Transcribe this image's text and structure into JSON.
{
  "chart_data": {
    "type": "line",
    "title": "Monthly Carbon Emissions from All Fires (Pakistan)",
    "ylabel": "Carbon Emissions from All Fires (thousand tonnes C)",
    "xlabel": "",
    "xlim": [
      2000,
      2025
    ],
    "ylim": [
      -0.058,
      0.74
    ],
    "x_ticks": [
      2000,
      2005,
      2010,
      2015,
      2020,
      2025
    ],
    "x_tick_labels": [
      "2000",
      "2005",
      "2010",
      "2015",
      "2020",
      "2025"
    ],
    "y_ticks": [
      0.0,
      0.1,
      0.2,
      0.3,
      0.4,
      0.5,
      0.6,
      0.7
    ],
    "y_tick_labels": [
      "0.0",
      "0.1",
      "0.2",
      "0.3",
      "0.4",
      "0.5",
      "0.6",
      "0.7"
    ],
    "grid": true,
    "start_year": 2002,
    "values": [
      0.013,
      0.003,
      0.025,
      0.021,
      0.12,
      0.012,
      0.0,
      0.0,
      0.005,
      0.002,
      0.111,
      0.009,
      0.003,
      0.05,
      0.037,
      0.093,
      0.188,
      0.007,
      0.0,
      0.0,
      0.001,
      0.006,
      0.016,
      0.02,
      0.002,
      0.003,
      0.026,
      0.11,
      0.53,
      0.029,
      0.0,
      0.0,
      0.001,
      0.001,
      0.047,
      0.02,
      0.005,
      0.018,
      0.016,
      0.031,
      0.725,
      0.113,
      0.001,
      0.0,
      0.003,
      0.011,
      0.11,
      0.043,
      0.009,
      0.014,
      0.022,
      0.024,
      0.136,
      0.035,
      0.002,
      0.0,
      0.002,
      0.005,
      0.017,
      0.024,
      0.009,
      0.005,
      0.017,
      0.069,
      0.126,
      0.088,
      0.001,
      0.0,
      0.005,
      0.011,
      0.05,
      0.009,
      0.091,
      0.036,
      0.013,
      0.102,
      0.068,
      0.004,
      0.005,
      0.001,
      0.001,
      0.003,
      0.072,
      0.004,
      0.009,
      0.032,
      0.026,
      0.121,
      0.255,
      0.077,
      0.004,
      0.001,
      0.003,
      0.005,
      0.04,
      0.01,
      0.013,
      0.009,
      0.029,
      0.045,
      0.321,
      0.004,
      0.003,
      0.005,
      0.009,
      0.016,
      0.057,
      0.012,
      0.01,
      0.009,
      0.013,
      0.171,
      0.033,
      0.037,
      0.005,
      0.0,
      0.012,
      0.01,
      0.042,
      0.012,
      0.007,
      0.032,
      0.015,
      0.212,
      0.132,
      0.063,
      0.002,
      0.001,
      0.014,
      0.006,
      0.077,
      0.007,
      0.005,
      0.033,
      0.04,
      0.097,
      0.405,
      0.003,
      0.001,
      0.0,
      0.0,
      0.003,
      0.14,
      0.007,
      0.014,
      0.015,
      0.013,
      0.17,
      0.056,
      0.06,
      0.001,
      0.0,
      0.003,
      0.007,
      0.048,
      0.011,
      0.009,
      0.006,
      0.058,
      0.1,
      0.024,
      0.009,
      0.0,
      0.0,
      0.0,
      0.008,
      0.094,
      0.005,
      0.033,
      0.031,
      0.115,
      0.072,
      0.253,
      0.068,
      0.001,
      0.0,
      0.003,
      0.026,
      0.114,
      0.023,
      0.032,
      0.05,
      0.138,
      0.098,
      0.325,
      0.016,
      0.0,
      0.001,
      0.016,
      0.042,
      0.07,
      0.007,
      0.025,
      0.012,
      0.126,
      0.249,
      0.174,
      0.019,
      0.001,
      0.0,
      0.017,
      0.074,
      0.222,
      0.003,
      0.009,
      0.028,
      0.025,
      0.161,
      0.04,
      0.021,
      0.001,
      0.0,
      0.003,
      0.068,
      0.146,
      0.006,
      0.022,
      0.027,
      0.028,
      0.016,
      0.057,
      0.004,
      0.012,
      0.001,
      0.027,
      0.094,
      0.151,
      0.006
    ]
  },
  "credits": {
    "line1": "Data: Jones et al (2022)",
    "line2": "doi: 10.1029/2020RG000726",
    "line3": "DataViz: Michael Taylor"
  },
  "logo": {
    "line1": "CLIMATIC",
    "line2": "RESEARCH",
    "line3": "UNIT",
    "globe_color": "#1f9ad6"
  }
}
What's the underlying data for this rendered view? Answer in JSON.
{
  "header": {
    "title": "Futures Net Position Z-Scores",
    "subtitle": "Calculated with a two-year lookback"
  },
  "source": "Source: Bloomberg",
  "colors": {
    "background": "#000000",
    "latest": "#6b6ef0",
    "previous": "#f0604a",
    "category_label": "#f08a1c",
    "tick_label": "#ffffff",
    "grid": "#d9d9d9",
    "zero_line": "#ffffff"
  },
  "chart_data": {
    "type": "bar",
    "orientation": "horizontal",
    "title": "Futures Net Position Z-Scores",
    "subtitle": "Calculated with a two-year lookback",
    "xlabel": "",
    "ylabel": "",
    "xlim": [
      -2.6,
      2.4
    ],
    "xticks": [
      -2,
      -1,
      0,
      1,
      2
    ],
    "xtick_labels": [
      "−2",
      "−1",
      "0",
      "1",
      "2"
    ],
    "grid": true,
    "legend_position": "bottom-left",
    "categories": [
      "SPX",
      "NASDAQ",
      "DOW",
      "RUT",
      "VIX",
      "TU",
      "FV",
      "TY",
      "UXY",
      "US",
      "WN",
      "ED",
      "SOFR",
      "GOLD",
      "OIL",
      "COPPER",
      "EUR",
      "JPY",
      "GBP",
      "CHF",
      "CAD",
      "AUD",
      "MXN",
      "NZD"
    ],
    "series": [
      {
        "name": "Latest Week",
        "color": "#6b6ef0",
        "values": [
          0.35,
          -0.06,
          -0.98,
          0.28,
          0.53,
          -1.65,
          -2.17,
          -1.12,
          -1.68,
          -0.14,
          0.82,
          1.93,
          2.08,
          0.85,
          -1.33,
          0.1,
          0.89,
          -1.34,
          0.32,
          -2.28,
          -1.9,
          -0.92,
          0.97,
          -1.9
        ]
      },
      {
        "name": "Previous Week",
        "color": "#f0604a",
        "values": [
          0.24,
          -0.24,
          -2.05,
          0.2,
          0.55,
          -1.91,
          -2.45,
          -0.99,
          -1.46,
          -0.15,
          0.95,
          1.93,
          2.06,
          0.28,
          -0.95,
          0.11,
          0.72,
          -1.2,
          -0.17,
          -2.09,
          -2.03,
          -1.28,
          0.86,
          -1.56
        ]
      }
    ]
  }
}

================

Return all of the entries exactly as written.

Transcribe this image's text and structure into JSON.
{
  "chart_data": {
    "type": "line",
    "title": "Monthly Carbon Emissions from All Fires (Pakistan)",
    "ylabel": "Carbon Emissions from All Fires (thousand tonnes C)",
    "xlabel": "",
    "xlim": [
      2000,
      2025
    ],
    "ylim": [
      -0.058,
      0.74
    ],
    "x_ticks": [
      2000,
      2005,
      2010,
      2015,
      2020,
      2025
    ],
    "x_tick_labels": [
      "2000",
      "2005",
      "2010",
      "2015",
      "2020",
      "2025"
    ],
    "y_ticks": [
      0.0,
      0.1,
      0.2,
      0.3,
      0.4,
      0.5,
      0.6,
      0.7
    ],
    "y_tick_labels": [
      "0.0",
      "0.1",
      "0.2",
      "0.3",
      "0.4",
      "0.5",
      "0.6",
      "0.7"
    ],
    "grid": true,
    "start_year": 2002,
    "values": [
      0.013,
      0.003,
      0.025,
      0.021,
      0.12,
      0.012,
      0.0,
      0.0,
      0.005,
      0.002,
      0.111,
      0.009,
      0.003,
      0.05,
      0.037,
      0.093,
      0.188,
      0.007,
      0.0,
      0.0,
      0.001,
      0.006,
      0.016,
      0.02,
      0.002,
      0.003,
      0.026,
      0.11,
      0.53,
      0.029,
      0.0,
      0.0,
      0.001,
      0.001,
      0.047,
      0.02,
      0.005,
      0.018,
      0.016,
      0.031,
      0.725,
      0.113,
      0.001,
      0.0,
      0.003,
      0.011,
      0.11,
      0.043,
      0.009,
      0.014,
      0.022,
      0.024,
      0.136,
      0.035,
      0.002,
      0.0,
      0.002,
      0.005,
      0.017,
      0.024,
      0.009,
      0.005,
      0.017,
      0.069,
      0.126,
      0.088,
      0.001,
      0.0,
      0.005,
      0.011,
      0.05,
      0.009,
      0.091,
      0.036,
      0.013,
      0.102,
      0.068,
      0.004,
      0.005,
      0.001,
      0.001,
      0.003,
      0.072,
      0.004,
      0.009,
      0.032,
      0.026,
      0.121,
      0.255,
      0.077,
      0.004,
      0.001,
      0.003,
      0.005,
      0.04,
      0.01,
      0.013,
      0.009,
      0.029,
      0.045,
      0.321,
      0.004,
      0.003,
      0.005,
      0.009,
      0.016,
      0.057,
      0.012,
      0.01,
      0.009,
      0.013,
      0.171,
      0.033,
      0.037,
      0.005,
      0.0,
      0.012,
      0.01,
      0.042,
      0.012,
      0.007,
      0.032,
      0.015,
      0.212,
      0.132,
      0.063,
      0.002,
      0.001,
      0.014,
      0.006,
      0.077,
      0.007,
      0.005,
      0.033,
      0.04,
      0.097,
      0.405,
      0.003,
      0.001,
      0.0,
      0.0,
      0.003,
      0.14,
      0.007,
      0.014,
      0.015,
      0.013,
      0.17,
      0.056,
      0.06,
      0.001,
      0.0,
      0.003,
      0.007,
      0.048,
      0.011,
      0.009,
      0.006,
      0.058,
      0.1,
      0.024,
      0.009,
      0.0,
      0.0,
      0.0,
      0.008,
      0.094,
      0.005,
      0.033,
      0.031,
      0.115,
      0.072,
      0.253,
      0.068,
      0.001,
      0.0,
      0.003,
      0.026,
      0.114,
      0.023,
      0.032,
      0.05,
      0.138,
      0.098,
      0.325,
      0.016,
      0.0,
      0.001,
      0.016,
      0.042,
      0.07,
      0.007,
      0.025,
      0.012,
      0.126,
      0.249,
      0.174,
      0.019,
      0.001,
      0.0,
      0.017,
      0.074,
      0.222,
      0.003,
      0.009,
      0.028,
      0.025,
      0.161,
      0.04,
      0.021,
      0.001,
      0.0,
      0.003,
      0.068,
      0.146,
      0.006,
      0.022,
      0.027,
      0.028,
      0.016,
      0.057,
      0.004,
      0.012,
      0.001,
      0.027,
      0.094,
      0.151,
      0.006
    ]
  },
  "credits": {
    "line1": "Data: Jones et al (2022)",
    "line2": "doi: 10.1029/2020RG000726",
    "line3": "DataViz: Michael Taylor"
  },
  "logo": {
    "line1": "CLIMATIC",
    "line2": "RESEARCH",
    "line3": "UNIT",
    "globe_color": "#1f9ad6"
  }
}
What's the underlying data for this rendered view? Answer in JSON.
{
  "header": {
    "title": "Futures Net Position Z-Scores",
    "subtitle": "Calculated with a two-year lookback"
  },
  "source": "Source: Bloomberg",
  "colors": {
    "background": "#000000",
    "latest": "#6b6ef0",
    "previous": "#f0604a",
    "category_label": "#f08a1c",
    "tick_label": "#ffffff",
    "grid": "#d9d9d9",
    "zero_line": "#ffffff"
  },
  "chart_data": {
    "type": "bar",
    "orientation": "horizontal",
    "title": "Futures Net Position Z-Scores",
    "subtitle": "Calculated with a two-year lookback",
    "xlabel": "",
    "ylabel": "",
    "xlim": [
      -2.6,
      2.4
    ],
    "xticks": [
      -2,
      -1,
      0,
      1,
      2
    ],
    "xtick_labels": [
      "−2",
      "−1",
      "0",
      "1",
      "2"
    ],
    "grid": true,
    "legend_position": "bottom-left",
    "categories": [
      "SPX",
      "NASDAQ",
      "DOW",
      "RUT",
      "VIX",
      "TU",
      "FV",
      "TY",
      "UXY",
      "US",
      "WN",
      "ED",
      "SOFR",
      "GOLD",
      "OIL",
      "COPPER",
      "EUR",
      "JPY",
      "GBP",
      "CHF",
      "CAD",
      "AUD",
      "MXN",
      "NZD"
    ],
    "series": [
      {
        "name": "Latest Week",
        "color": "#6b6ef0",
        "values": [
          0.35,
          -0.06,
          -0.98,
          0.28,
          0.53,
          -1.65,
          -2.17,
          -1.12,
          -1.68,
          -0.14,
          0.82,
          1.93,
          2.08,
          0.85,
          -1.33,
          0.1,
          0.89,
          -1.34,
          0.32,
          -2.28,
          -1.9,
          -0.92,
          0.97,
          -1.9
        ]
      },
      {
        "name": "Previous Week",
        "color": "#f0604a",
        "values": [
          0.24,
          -0.24,
          -2.05,
          0.2,
          0.55,
          -1.91,
          -2.45,
          -0.99,
          -1.46,
          -0.15,
          0.95,
          1.93,
          2.06,
          0.28,
          -0.95,
          0.11,
          0.72,
          -1.2,
          -0.17,
          -2.09,
          -2.03,
          -1.28,
          0.86,
          -1.56
        ]
      }
    ]
  }
}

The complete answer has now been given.